__Exercise directions__
Reproduce every entry below precisely. Pictures are excluded from the copy.

Dataset items
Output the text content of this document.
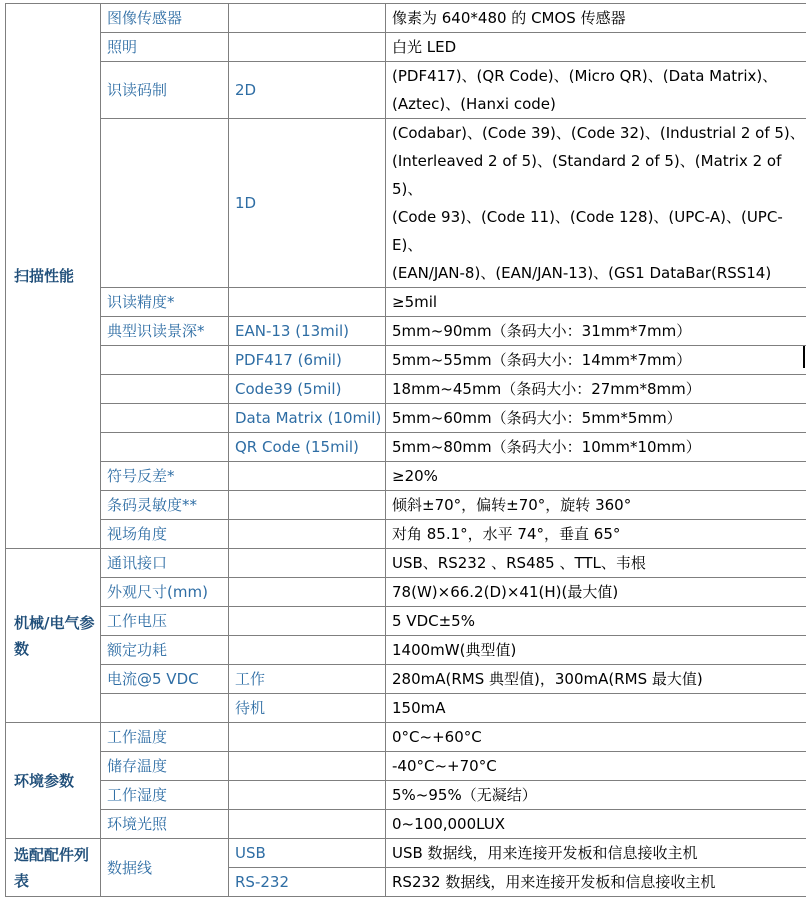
扫描性能	图像传感器		像素为 640*480 的 CMOS 传感器
	照明		白光 LED
	识读码制	2D	(PDF417)、(QR Code)、(Micro QR)、(Data Matrix)、
(Aztec)、(Hanxi code)

		1D	(Codabar)、(Code 39)、(Code 32)、(Industrial 2 of 5)、
(Interleaved 2 of 5)、(Standard 2 of 5)、(Matrix 2 of 5)、
(Code 93)、(Code 11)、(Code 128)、(UPC-A)、(UPC-E)、
(EAN/JAN-8)、(EAN/JAN-13)、(GS1 DataBar(RSS14)

	识读精度*		≥5mil
	典型识读景深*	EAN-13 (13mil)	5mm~90mm（条码大小：31mm*7mm）
		PDF417 (6mil)	5mm~55mm（条码大小：14mm*7mm）
		Code39 (5mil)	18mm~45mm（条码大小：27mm*8mm）
		Data Matrix (10mil)	5mm~60mm（条码大小：5mm*5mm）
		QR Code (15mil)	5mm~80mm（条码大小：10mm*10mm）
	符号反差*		≥20%
	条码灵敏度**		倾斜±70°，偏转±70°，旋转 360°
	视场角度		对角 85.1°，水平 74°，垂直 65°
机械/电气参数	通讯接口		USB、RS232 、RS485 、TTL、韦根
	外观尺寸(mm)		78(W)×66.2(D)×41(H)(最大值)
	工作电压		5 VDC±5%
	额定功耗		1400mW(典型值)
	电流@5 VDC	工作	280mA(RMS 典型值)，300mA(RMS 最大值)
		待机	150mA
环境参数	工作温度		0°C~+60°C
	储存温度		-40°C~+70°C
	工作湿度		5%~95%（无凝结）
	环境光照		0~100,000LUX
选配配件列表	数据线	USB	USB 数据线，用来连接开发板和信息接收主机
		RS-232	RS232 数据线，用来连接开发板和信息接收主机
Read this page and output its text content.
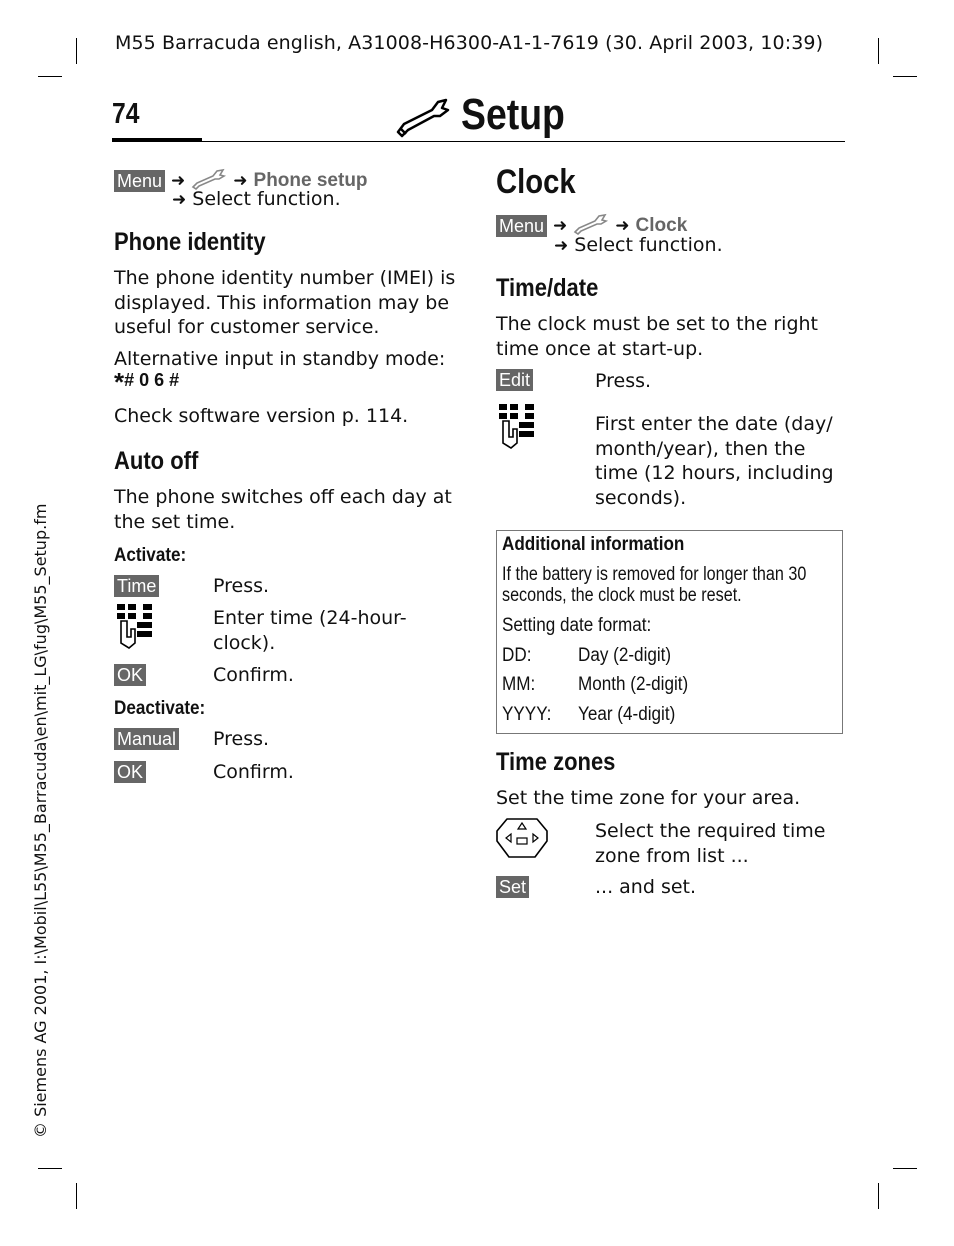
M55 Barracuda english, A31008-H6300-A1-1-7619 (30. April 2003, 10:39)
74	Setup
Menu ➜	➜ Phone setup
➜ Select function.
Phone identity
The phone identity number (IMEI) is displayed. This information may be useful for customer service.
Alternative input in standby mode:
*# 0 6 #
Check software version p. 114.
Auto off
The phone switches off each day at the set time.
Activate:
Time	Press.
Enter time (24-hour-clock).
OK	Confirm.
Deactivate:
Manual Press.
OK	Confirm.
Clock
Menu ➜	➜ Clock
➜ Select function.
Time/date
The clock must be set to the right time once at start-up.
Edit	Press.
First enter the date (day/ month/year), then the time (12 hours, including seconds).
Additional information
If the battery is removed for longer than 30 seconds, the clock must be reset.
Setting date format:
DD: Day (2-digit)
MM: Month (2-digit)
YYYY: Year (4-digit)
Time zones
Set the time zone for your area.
Select the required time zone from list ...
Set	... and set.
© Siemens AG 2001, I:\Mobil\L55\M55_Barracuda\en\mit_LG\fug\M55_Setup.fm
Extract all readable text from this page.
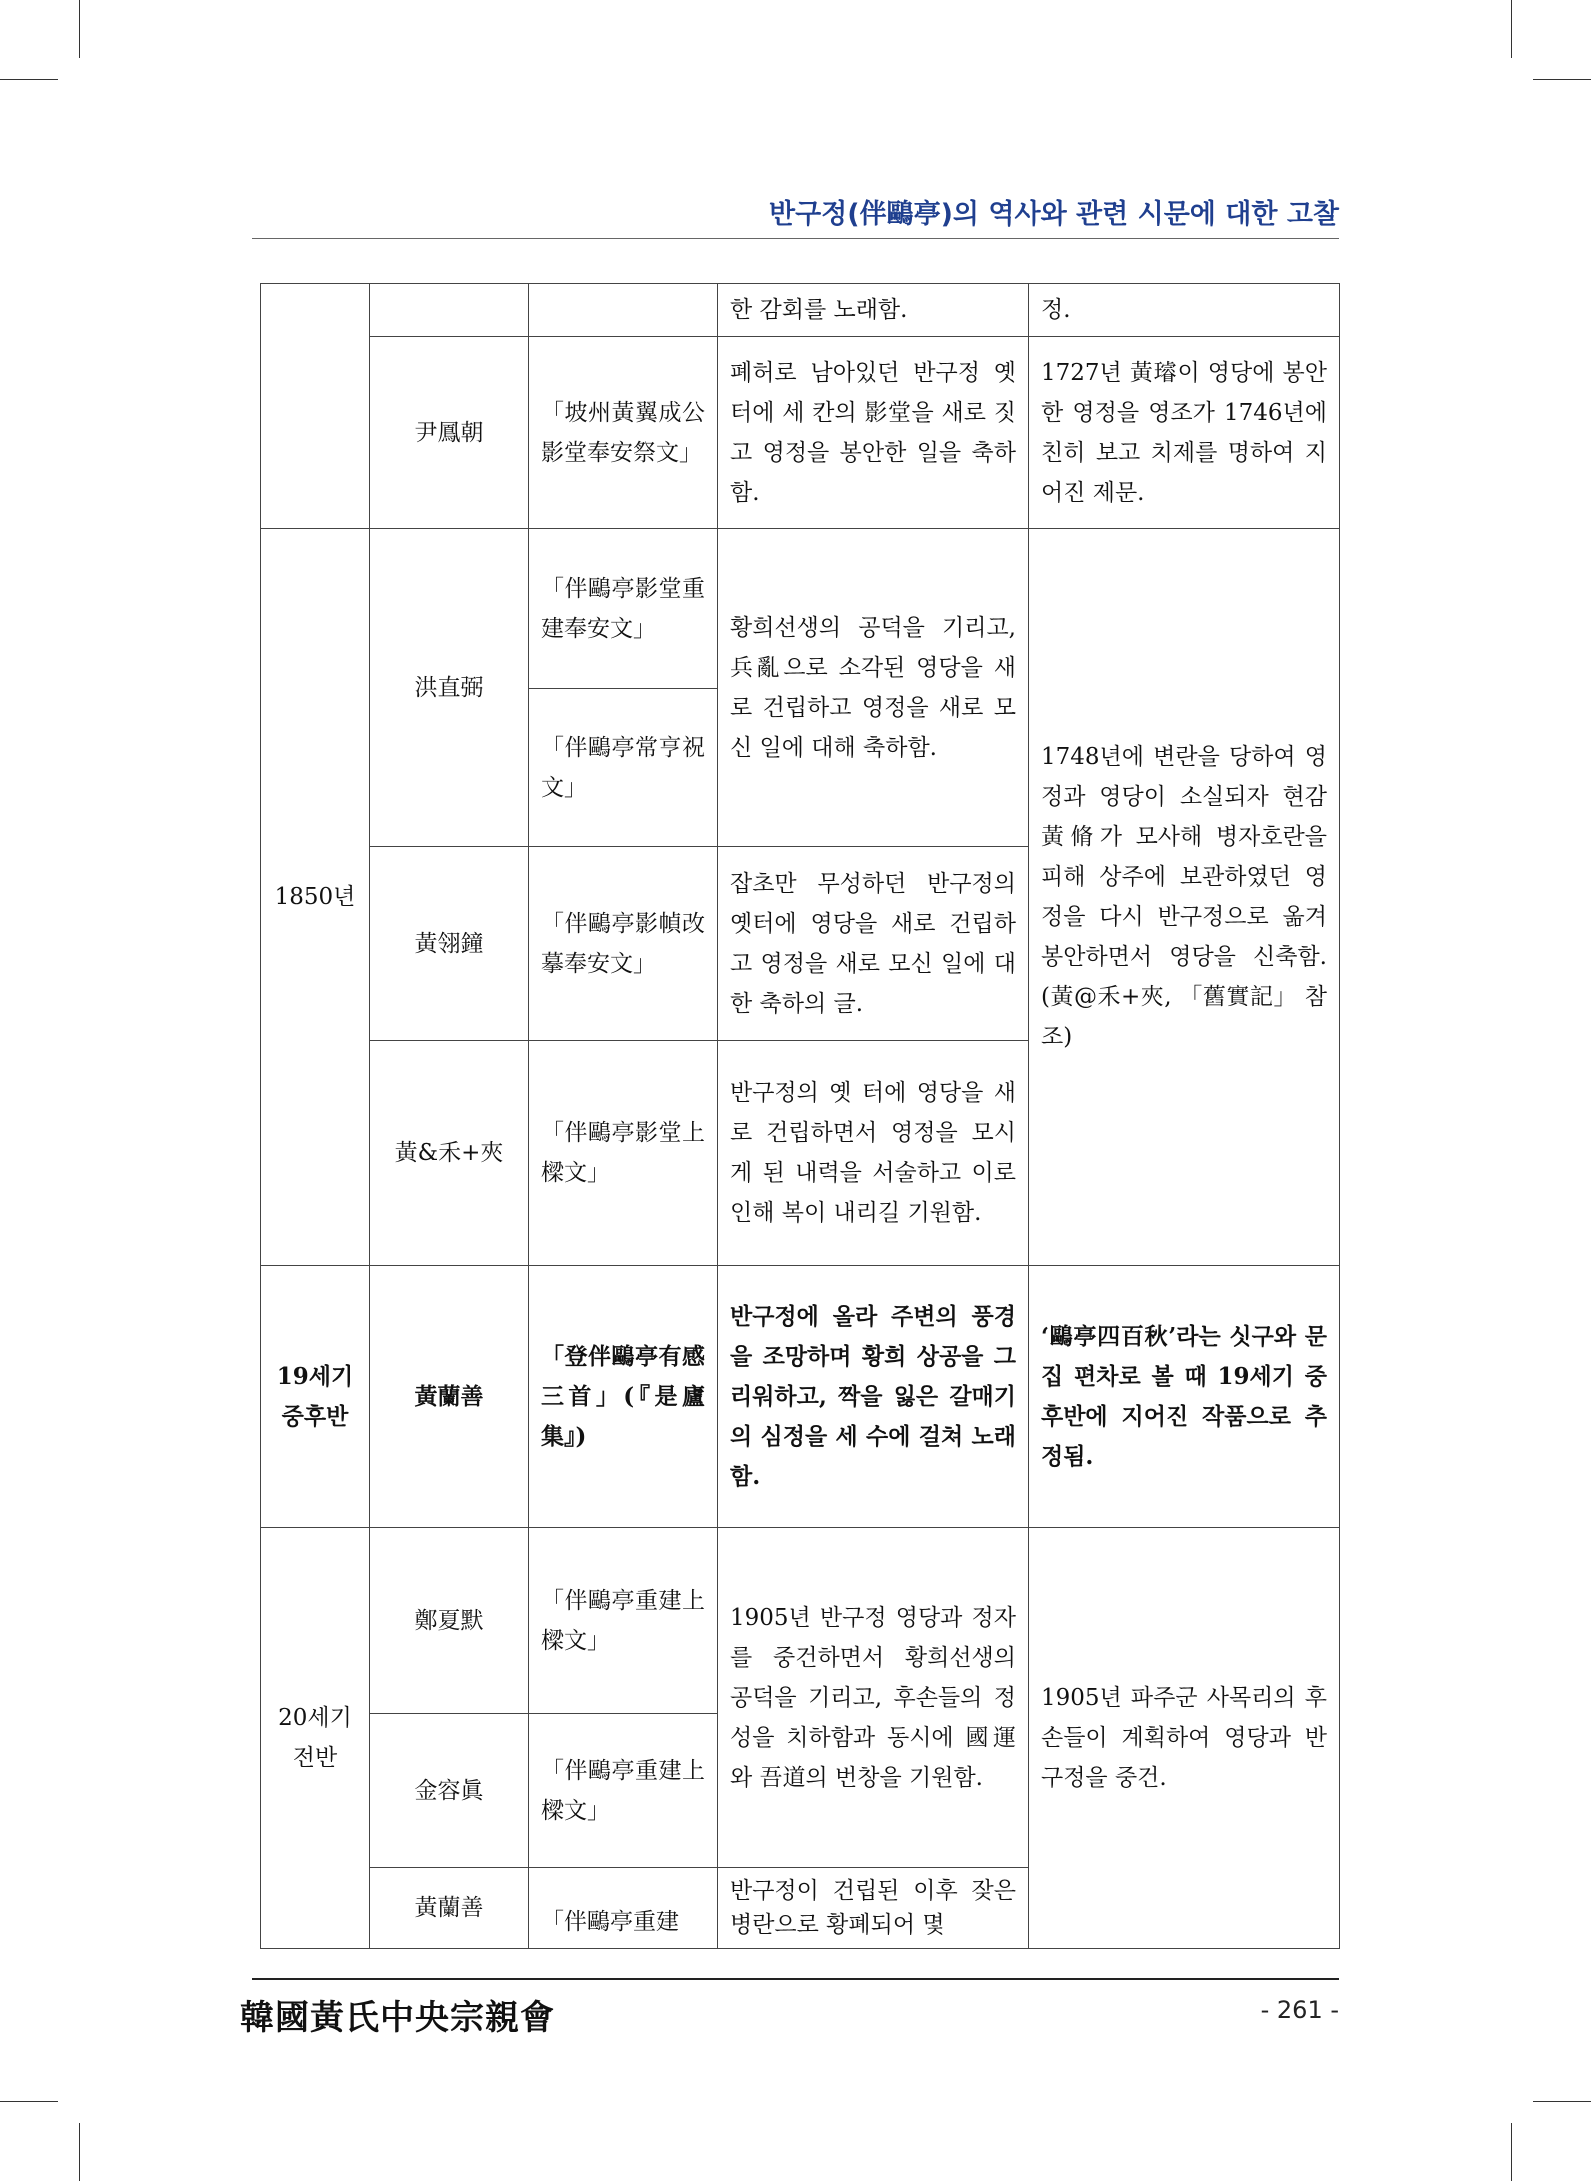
반구정(伴鷗亭)의 역사와 관련 시문에 대한 고찰
			한 감회를 노래함.	정.
	尹鳳朝	「坡州黃翼成公影堂奉安祭文」	폐허로 남아있던 반구정 옛 터에 세 칸의 影堂을 새로 짓고 영정을 봉안한 일을 축하함.	1727년 黃璿이 영당에 봉안한 영정을 영조가 1746년에 친히 보고 치제를 명하여 지어진 제문.
1850년	洪直弼	「伴鷗亭影堂重建奉安文」	황희선생의 공덕을 기리고, 兵亂으로 소각된 영당을 새로 건립하고 영정을 새로 모신 일에 대해 축하함.	1748년에 변란을 당하여 영정과 영당이 소실되자 현감 黃脩가 모사해 병자호란을 피해 상주에 보관하였던 영정을 다시 반구정으로 옮겨 봉안하면서 영당을 신축함.(黃@禾+夾, 「舊實記」 참조)
		「伴鷗亭常亨祝文」		
	黃翎鐘	「伴鷗亭影幀改摹奉安文」	잡초만 무성하던 반구정의 옛터에 영당을 새로 건립하고 영정을 새로 모신 일에 대한 축하의 글.	
	黃&禾+夾	「伴鷗亭影堂上樑文」	반구정의 옛 터에 영당을 새로 건립하면서 영정을 모시게 된 내력을 서술하고 이로 인해 복이 내리길 기원함.	
19세기 중후반	黃蘭善	「登伴鷗亭有感三首」(『是廬集』)	반구정에 올라 주변의 풍경을 조망하며 황희 상공을 그리워하고, 짝을 잃은 갈매기의 심정을 세 수에 걸쳐 노래함.	‘鷗亭四百秋’라는 싯구와 문집 편차로 볼 때 19세기 중후반에 지어진 작품으로 추정됨.
20세기 전반	鄭夏默	「伴鷗亭重建上樑文」	1905년 반구정 영당과 정자를 중건하면서 황희선생의 공덕을 기리고, 후손들의 정성을 치하함과 동시에 國運와 吾道의 번창을 기원함.	1905년 파주군 사목리의 후손들이 계획하여 영당과 반구정을 중건.
	金容眞	「伴鷗亭重建上樑文」		
	黃蘭善	「伴鷗亭重建	반구정이 건립된 이후 잦은 병란으로 황폐되어 몇	
韓國黃氏中央宗親會	- 261 -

__Full answer__
Output the text content of this document.
扫描性能	图像传感器		像素为 640*480 的 CMOS 传感器
	照明		白光 LED
	识读码制	2D	(PDF417)、(QR Code)、(Micro QR)、(Data Matrix)、
(Aztec)、(Hanxi code)

		1D	(Codabar)、(Code 39)、(Code 32)、(Industrial 2 of 5)、
(Interleaved 2 of 5)、(Standard 2 of 5)、(Matrix 2 of 5)、
(Code 93)、(Code 11)、(Code 128)、(UPC-A)、(UPC-E)、
(EAN/JAN-8)、(EAN/JAN-13)、(GS1 DataBar(RSS14)

	识读精度*		≥5mil
	典型识读景深*	EAN-13 (13mil)	5mm~90mm（条码大小：31mm*7mm）
		PDF417 (6mil)	5mm~55mm（条码大小：14mm*7mm）
		Code39 (5mil)	18mm~45mm（条码大小：27mm*8mm）
		Data Matrix (10mil)	5mm~60mm（条码大小：5mm*5mm）
		QR Code (15mil)	5mm~80mm（条码大小：10mm*10mm）
	符号反差*		≥20%
	条码灵敏度**		倾斜±70°，偏转±70°，旋转 360°
	视场角度		对角 85.1°，水平 74°，垂直 65°
机械/电气参数	通讯接口		USB、RS232 、RS485 、TTL、韦根
	外观尺寸(mm)		78(W)×66.2(D)×41(H)(最大值)
	工作电压		5 VDC±5%
	额定功耗		1400mW(典型值)
	电流@5 VDC	工作	280mA(RMS 典型值)，300mA(RMS 最大值)
		待机	150mA
环境参数	工作温度		0°C~+60°C
	储存温度		-40°C~+70°C
	工作湿度		5%~95%（无凝结）
	环境光照		0~100,000LUX
选配配件列表	数据线	USB	USB 数据线，用来连接开发板和信息接收主机
		RS-232	RS232 数据线，用来连接开发板和信息接收主机
Read this page and output its text content.
M55 Barracuda english, A31008-H6300-A1-1-7619 (30. April 2003, 10:39)
74	Setup
Menu ➜	➜ Phone setup
➜ Select function.
Phone identity
The phone identity number (IMEI) is displayed. This information may be useful for customer service.
Alternative input in standby mode:
*# 0 6 #
Check software version p. 114.
Auto off
The phone switches off each day at the set time.
Activate:
Time	Press.
Enter time (24-hour-clock).
OK	Confirm.
Deactivate:
Manual Press.
OK	Confirm.
Clock
Menu ➜	➜ Clock
➜ Select function.
Time/date
The clock must be set to the right time once at start-up.
Edit	Press.
First enter the date (day/ month/year), then the time (12 hours, including seconds).
Additional information
If the battery is removed for longer than 30 seconds, the clock must be reset.
Setting date format:
DD: Day (2-digit)
MM: Month (2-digit)
YYYY: Year (4-digit)
Time zones
Set the time zone for your area.
Select the required time zone from list ...
Set	... and set.
© Siemens AG 2001, I:\Mobil\L55\M55_Barracuda\en\mit_LG\fug\M55_Setup.fm
Extract all readable text from this page.
반구정(伴鷗亭)의 역사와 관련 시문에 대한 고찰
			한 감회를 노래함.	정.
	尹鳳朝	「坡州黃翼成公影堂奉安祭文」	폐허로 남아있던 반구정 옛 터에 세 칸의 影堂을 새로 짓고 영정을 봉안한 일을 축하함.	1727년 黃璿이 영당에 봉안한 영정을 영조가 1746년에 친히 보고 치제를 명하여 지어진 제문.
1850년	洪直弼	「伴鷗亭影堂重建奉安文」	황희선생의 공덕을 기리고, 兵亂으로 소각된 영당을 새로 건립하고 영정을 새로 모신 일에 대해 축하함.	1748년에 변란을 당하여 영정과 영당이 소실되자 현감 黃脩가 모사해 병자호란을 피해 상주에 보관하였던 영정을 다시 반구정으로 옮겨 봉안하면서 영당을 신축함.(黃@禾+夾, 「舊實記」 참조)
		「伴鷗亭常亨祝文」		
	黃翎鐘	「伴鷗亭影幀改摹奉安文」	잡초만 무성하던 반구정의 옛터에 영당을 새로 건립하고 영정을 새로 모신 일에 대한 축하의 글.	
	黃&禾+夾	「伴鷗亭影堂上樑文」	반구정의 옛 터에 영당을 새로 건립하면서 영정을 모시게 된 내력을 서술하고 이로 인해 복이 내리길 기원함.	
19세기 중후반	黃蘭善	「登伴鷗亭有感三首」(『是廬集』)	반구정에 올라 주변의 풍경을 조망하며 황희 상공을 그리워하고, 짝을 잃은 갈매기의 심정을 세 수에 걸쳐 노래함.	‘鷗亭四百秋’라는 싯구와 문집 편차로 볼 때 19세기 중후반에 지어진 작품으로 추정됨.
20세기 전반	鄭夏默	「伴鷗亭重建上樑文」	1905년 반구정 영당과 정자를 중건하면서 황희선생의 공덕을 기리고, 후손들의 정성을 치하함과 동시에 國運와 吾道의 번창을 기원함.	1905년 파주군 사목리의 후손들이 계획하여 영당과 반구정을 중건.
	金容眞	「伴鷗亭重建上樑文」		
	黃蘭善	「伴鷗亭重建	반구정이 건립된 이후 잦은 병란으로 황폐되어 몇	
韓國黃氏中央宗親會	- 261 -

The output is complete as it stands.